Written instruction: Scan the entries below and extract each line with the word "wyoming" in it.

* * * * * * *

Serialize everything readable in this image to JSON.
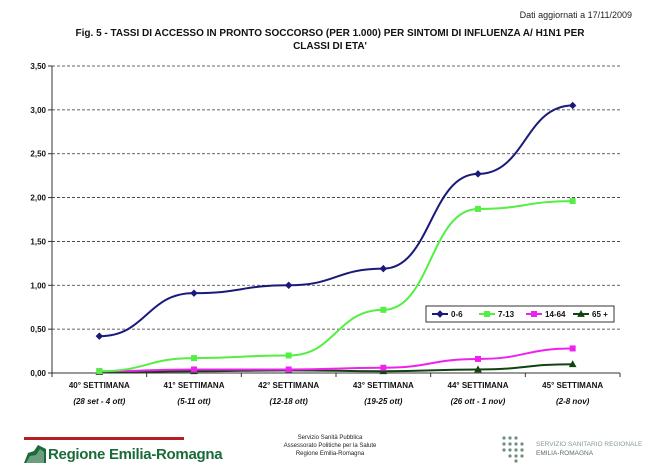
{
  "header": {
    "date_note": "Dati aggiornati a 17/11/2009",
    "title_line1": "Fig. 5 - TASSI DI ACCESSO IN PRONTO SOCCORSO (PER 1.000) PER SINTOMI DI INFLUENZA A/ H1N1 PER",
    "title_line2": "CLASSI DI ETA'"
  },
  "chart_data": {
    "type": "line",
    "categories": [
      "40° SETTIMANA",
      "41° SETTIMANA",
      "42° SETTIMANA",
      "43° SETTIMANA",
      "44° SETTIMANA",
      "45° SETTIMANA"
    ],
    "category_sublabels": [
      "(28 set - 4 ott)",
      "(5-11 ott)",
      "(12-18 ott)",
      "(19-25 ott)",
      "(26 ott - 1 nov)",
      "(2-8 nov)"
    ],
    "y_ticks": [
      "0,00",
      "0,50",
      "1,00",
      "1,50",
      "2,00",
      "2,50",
      "3,00",
      "3,50"
    ],
    "ylim": [
      0,
      3.5
    ],
    "grid": "horizontal dashed",
    "legend_position": "right, inside plot",
    "series": [
      {
        "name": "0-6",
        "color": "#1a1a7a",
        "marker": "diamond",
        "values": [
          0.42,
          0.91,
          1.0,
          1.19,
          2.27,
          3.05
        ]
      },
      {
        "name": "7-13",
        "color": "#55ee44",
        "marker": "square",
        "values": [
          0.02,
          0.17,
          0.2,
          0.72,
          1.87,
          1.96
        ]
      },
      {
        "name": "14-64",
        "color": "#ee22ee",
        "marker": "square",
        "values": [
          0.02,
          0.04,
          0.04,
          0.06,
          0.16,
          0.28
        ]
      },
      {
        "name": "65 +",
        "color": "#114411",
        "marker": "triangle",
        "values": [
          0.01,
          0.02,
          0.03,
          0.02,
          0.04,
          0.1
        ]
      }
    ]
  },
  "footer": {
    "left_logo": "Regione Emilia-Romagna",
    "center_line1": "Servizio Sanità Pubblica",
    "center_line2": "Assessorato Politiche per la Salute",
    "center_line3": "Regione Emilia-Romagna",
    "right_line1": "SERVIZIO SANITARIO REGIONALE",
    "right_line2": "EMILIA-ROMAGNA"
  }
}
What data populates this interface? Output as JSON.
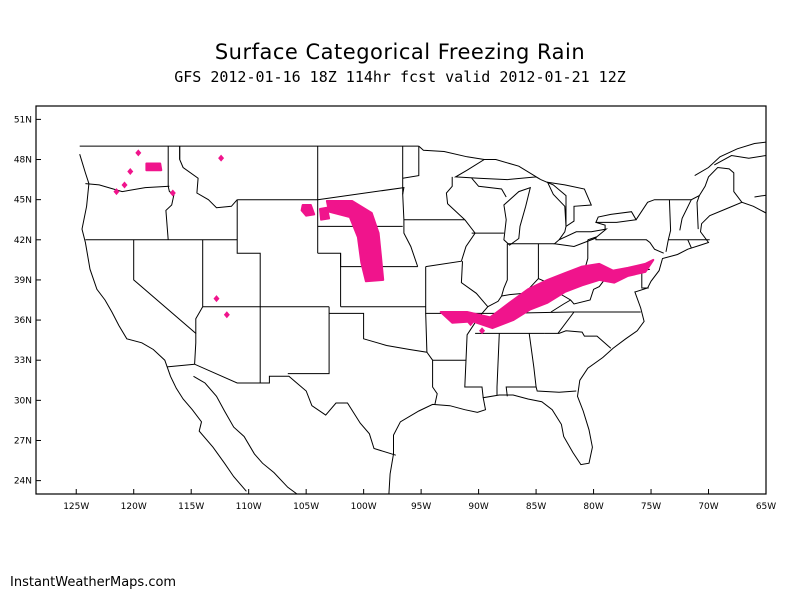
{
  "title": "Surface Categorical Freezing Rain",
  "subtitle": "GFS 2012-01-16 18Z 114hr fcst valid 2012-01-21 12Z",
  "footer": "InstantWeatherMaps.com",
  "map": {
    "lon_range": [
      -128.5,
      -65
    ],
    "lat_range": [
      23,
      52
    ],
    "lat_ticks": [
      {
        "value": 51,
        "label": "51N"
      },
      {
        "value": 48,
        "label": "48N"
      },
      {
        "value": 45,
        "label": "45N"
      },
      {
        "value": 42,
        "label": "42N"
      },
      {
        "value": 39,
        "label": "39N"
      },
      {
        "value": 36,
        "label": "36N"
      },
      {
        "value": 33,
        "label": "33N"
      },
      {
        "value": 30,
        "label": "30N"
      },
      {
        "value": 27,
        "label": "27N"
      },
      {
        "value": 24,
        "label": "24N"
      }
    ],
    "lon_ticks": [
      {
        "value": -125,
        "label": "125W"
      },
      {
        "value": -120,
        "label": "120W"
      },
      {
        "value": -115,
        "label": "115W"
      },
      {
        "value": -110,
        "label": "110W"
      },
      {
        "value": -105,
        "label": "105W"
      },
      {
        "value": -100,
        "label": "100W"
      },
      {
        "value": -95,
        "label": "95W"
      },
      {
        "value": -90,
        "label": "90W"
      },
      {
        "value": -85,
        "label": "85W"
      },
      {
        "value": -80,
        "label": "80W"
      },
      {
        "value": -75,
        "label": "75W"
      },
      {
        "value": -70,
        "label": "70W"
      },
      {
        "value": -65,
        "label": "65W"
      }
    ],
    "outline_color": "#000000",
    "freezing_rain_color": "#f0148c",
    "freezing_rain_areas": [
      {
        "name": "central-appalachia-band",
        "points": [
          [
            -93.3,
            36.6
          ],
          [
            -91,
            36.6
          ],
          [
            -89,
            36.2
          ],
          [
            -87.3,
            37.3
          ],
          [
            -85.7,
            38.3
          ],
          [
            -84,
            39
          ],
          [
            -82.5,
            39.5
          ],
          [
            -81,
            40
          ],
          [
            -79.5,
            40.2
          ],
          [
            -78.3,
            39.7
          ],
          [
            -77,
            39.9
          ],
          [
            -75.5,
            40.2
          ],
          [
            -74.8,
            40.5
          ],
          [
            -75.5,
            39.6
          ],
          [
            -77,
            39.3
          ],
          [
            -78.2,
            38.8
          ],
          [
            -79.5,
            39
          ],
          [
            -81,
            38.6
          ],
          [
            -82.5,
            38.1
          ],
          [
            -84,
            37.3
          ],
          [
            -85.5,
            36.8
          ],
          [
            -87,
            36
          ],
          [
            -88.8,
            35.4
          ],
          [
            -90.5,
            35.9
          ],
          [
            -92.3,
            35.8
          ]
        ]
      },
      {
        "name": "nebraska-band",
        "points": [
          [
            -103.2,
            44.9
          ],
          [
            -101,
            44.9
          ],
          [
            -99.3,
            44
          ],
          [
            -98.7,
            42.5
          ],
          [
            -98.5,
            40.8
          ],
          [
            -98.3,
            39
          ],
          [
            -99.8,
            38.9
          ],
          [
            -100.2,
            40.3
          ],
          [
            -100.5,
            42.2
          ],
          [
            -101.2,
            43.7
          ],
          [
            -103,
            44.1
          ]
        ]
      },
      {
        "name": "wyoming-patch",
        "points": [
          [
            -105.3,
            44.6
          ],
          [
            -104.6,
            44.6
          ],
          [
            -104.3,
            43.9
          ],
          [
            -105,
            43.8
          ],
          [
            -105.4,
            44.2
          ]
        ]
      },
      {
        "name": "wyoming-patch-2",
        "points": [
          [
            -103.8,
            44.3
          ],
          [
            -103.2,
            44.4
          ],
          [
            -103,
            43.6
          ],
          [
            -103.7,
            43.5
          ]
        ]
      },
      {
        "name": "washington-patch",
        "points": [
          [
            -118.9,
            47.7
          ],
          [
            -117.7,
            47.7
          ],
          [
            -117.6,
            47.2
          ],
          [
            -118.9,
            47.2
          ]
        ]
      }
    ],
    "freezing_rain_dots": [
      [
        -119.6,
        48.5
      ],
      [
        -120.3,
        47.1
      ],
      [
        -120.8,
        46.1
      ],
      [
        -121.5,
        45.6
      ],
      [
        -116.6,
        45.5
      ],
      [
        -112.4,
        48.1
      ],
      [
        -102.4,
        44.6
      ],
      [
        -99.9,
        41.1
      ],
      [
        -112.8,
        37.6
      ],
      [
        -111.9,
        36.4
      ],
      [
        -90.7,
        35.8
      ],
      [
        -89.7,
        35.2
      ]
    ]
  }
}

* * * * * * *

Task answer:
        "name": "wyoming-patch",
        "name": "wyoming-patch-2",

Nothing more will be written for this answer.